(Dataset records)
———

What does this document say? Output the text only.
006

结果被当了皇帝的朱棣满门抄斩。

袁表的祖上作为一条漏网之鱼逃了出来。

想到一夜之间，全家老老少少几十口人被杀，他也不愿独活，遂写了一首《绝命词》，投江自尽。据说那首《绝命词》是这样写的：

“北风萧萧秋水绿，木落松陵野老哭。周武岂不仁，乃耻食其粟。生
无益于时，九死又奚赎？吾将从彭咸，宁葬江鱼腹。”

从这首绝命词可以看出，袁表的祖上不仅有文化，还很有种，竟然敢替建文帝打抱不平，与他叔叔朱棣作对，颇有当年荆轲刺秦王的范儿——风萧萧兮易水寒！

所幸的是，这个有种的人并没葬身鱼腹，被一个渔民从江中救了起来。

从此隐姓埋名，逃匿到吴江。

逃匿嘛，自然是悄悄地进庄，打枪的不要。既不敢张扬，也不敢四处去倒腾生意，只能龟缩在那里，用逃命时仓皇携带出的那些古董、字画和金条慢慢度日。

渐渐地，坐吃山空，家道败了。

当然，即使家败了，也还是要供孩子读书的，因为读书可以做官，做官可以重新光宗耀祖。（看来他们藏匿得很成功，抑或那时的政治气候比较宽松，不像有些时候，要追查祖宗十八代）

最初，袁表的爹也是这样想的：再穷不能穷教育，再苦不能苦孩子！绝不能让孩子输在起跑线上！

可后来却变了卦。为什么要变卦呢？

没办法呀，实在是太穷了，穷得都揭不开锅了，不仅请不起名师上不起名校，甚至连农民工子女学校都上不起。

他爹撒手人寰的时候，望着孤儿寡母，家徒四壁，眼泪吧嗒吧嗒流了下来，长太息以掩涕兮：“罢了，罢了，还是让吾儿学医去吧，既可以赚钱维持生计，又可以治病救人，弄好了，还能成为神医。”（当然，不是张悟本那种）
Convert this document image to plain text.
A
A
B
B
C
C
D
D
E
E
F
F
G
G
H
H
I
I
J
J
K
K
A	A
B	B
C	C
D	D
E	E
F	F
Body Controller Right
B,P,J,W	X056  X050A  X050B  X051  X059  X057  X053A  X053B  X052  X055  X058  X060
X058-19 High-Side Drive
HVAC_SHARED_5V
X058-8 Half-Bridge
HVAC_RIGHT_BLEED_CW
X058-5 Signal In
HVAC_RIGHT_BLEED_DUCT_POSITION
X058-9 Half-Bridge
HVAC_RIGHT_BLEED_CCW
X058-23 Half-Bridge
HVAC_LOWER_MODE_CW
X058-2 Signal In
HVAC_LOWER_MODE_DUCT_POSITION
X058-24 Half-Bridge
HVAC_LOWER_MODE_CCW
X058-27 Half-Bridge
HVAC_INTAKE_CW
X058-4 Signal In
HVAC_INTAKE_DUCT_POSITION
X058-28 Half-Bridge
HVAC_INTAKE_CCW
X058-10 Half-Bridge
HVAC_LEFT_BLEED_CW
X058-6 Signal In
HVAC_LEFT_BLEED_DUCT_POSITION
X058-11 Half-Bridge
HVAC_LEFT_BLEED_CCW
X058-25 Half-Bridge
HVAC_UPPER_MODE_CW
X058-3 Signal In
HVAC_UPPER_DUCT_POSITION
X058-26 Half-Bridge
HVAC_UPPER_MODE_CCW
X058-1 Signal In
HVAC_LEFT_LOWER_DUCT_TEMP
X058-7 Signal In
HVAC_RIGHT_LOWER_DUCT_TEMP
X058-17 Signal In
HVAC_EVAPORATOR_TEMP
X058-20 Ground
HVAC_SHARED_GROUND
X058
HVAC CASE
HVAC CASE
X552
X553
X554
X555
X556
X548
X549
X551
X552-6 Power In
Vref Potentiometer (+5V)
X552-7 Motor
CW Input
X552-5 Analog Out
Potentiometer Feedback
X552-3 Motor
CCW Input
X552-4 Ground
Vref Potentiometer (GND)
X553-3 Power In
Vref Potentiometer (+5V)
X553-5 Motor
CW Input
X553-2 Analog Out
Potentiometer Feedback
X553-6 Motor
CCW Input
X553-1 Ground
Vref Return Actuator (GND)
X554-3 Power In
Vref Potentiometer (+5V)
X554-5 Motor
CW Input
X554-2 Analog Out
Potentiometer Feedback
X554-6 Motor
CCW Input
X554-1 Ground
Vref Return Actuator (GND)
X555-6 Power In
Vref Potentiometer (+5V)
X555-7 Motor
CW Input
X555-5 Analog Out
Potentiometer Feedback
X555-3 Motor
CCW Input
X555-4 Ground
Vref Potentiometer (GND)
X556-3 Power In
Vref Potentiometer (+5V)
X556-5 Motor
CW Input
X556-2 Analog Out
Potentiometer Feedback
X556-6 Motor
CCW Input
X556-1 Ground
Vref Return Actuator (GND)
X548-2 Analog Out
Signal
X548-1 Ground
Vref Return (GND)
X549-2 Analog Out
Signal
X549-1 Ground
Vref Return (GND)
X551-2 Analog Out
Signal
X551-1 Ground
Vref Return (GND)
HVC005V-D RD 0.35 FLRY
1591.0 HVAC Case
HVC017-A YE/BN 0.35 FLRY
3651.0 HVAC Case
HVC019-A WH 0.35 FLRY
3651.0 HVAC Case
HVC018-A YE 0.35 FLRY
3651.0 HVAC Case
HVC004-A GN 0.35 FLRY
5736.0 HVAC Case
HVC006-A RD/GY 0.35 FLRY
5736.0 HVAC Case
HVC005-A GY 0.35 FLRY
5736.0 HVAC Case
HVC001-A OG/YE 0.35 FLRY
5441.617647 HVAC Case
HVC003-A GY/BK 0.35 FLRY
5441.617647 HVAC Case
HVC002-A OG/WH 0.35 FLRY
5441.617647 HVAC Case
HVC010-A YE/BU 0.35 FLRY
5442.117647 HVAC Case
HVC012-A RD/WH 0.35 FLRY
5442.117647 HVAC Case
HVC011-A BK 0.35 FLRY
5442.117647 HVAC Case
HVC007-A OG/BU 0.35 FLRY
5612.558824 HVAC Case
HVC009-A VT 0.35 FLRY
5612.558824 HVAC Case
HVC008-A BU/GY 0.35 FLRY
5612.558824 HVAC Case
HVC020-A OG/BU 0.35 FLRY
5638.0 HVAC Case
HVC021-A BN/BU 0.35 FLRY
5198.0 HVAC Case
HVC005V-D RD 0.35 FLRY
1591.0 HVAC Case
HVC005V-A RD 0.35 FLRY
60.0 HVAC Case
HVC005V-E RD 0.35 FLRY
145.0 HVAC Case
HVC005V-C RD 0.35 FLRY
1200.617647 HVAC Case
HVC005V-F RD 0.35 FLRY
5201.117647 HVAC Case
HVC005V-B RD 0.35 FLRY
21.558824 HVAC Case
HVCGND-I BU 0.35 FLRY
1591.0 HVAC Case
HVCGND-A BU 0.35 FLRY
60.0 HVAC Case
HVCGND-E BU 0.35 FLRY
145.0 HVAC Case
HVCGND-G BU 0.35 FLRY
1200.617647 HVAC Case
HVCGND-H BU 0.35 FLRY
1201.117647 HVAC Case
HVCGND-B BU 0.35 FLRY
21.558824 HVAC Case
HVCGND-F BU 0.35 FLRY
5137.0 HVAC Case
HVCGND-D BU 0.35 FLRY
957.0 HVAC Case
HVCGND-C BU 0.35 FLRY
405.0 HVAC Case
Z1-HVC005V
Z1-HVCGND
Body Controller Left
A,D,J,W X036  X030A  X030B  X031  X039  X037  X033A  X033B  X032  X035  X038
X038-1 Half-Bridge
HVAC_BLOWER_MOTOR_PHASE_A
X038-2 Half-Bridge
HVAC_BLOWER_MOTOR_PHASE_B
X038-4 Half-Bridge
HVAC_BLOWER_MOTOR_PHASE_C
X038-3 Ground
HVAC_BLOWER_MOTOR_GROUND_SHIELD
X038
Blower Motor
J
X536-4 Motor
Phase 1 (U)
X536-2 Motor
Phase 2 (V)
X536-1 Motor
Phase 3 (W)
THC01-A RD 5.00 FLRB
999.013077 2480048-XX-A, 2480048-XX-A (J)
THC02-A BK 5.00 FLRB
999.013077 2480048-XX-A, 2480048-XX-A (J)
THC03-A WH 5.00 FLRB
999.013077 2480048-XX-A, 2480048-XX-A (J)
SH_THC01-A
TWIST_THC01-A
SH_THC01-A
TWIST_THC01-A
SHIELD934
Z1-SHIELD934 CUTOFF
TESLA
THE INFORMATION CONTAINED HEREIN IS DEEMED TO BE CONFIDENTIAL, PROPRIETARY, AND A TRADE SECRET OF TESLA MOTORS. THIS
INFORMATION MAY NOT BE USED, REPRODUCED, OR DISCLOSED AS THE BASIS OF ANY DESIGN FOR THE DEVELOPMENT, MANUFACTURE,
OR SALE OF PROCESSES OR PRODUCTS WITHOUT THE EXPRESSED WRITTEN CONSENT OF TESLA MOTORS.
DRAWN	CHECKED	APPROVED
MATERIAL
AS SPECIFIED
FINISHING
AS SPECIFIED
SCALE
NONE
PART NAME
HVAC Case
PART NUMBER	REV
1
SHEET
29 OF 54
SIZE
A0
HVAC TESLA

———

Select all lines in the listing above where the word "HVCGND" appears, and show them.

HVCGND-I BU 0.35 FLRY
HVCGND-A BU 0.35 FLRY
HVCGND-E BU 0.35 FLRY
HVCGND-G BU 0.35 FLRY
HVCGND-H BU 0.35 FLRY
HVCGND-B BU 0.35 FLRY
HVCGND-F BU 0.35 FLRY
HVCGND-D BU 0.35 FLRY
HVCGND-C BU 0.35 FLRY
Z1-HVCGND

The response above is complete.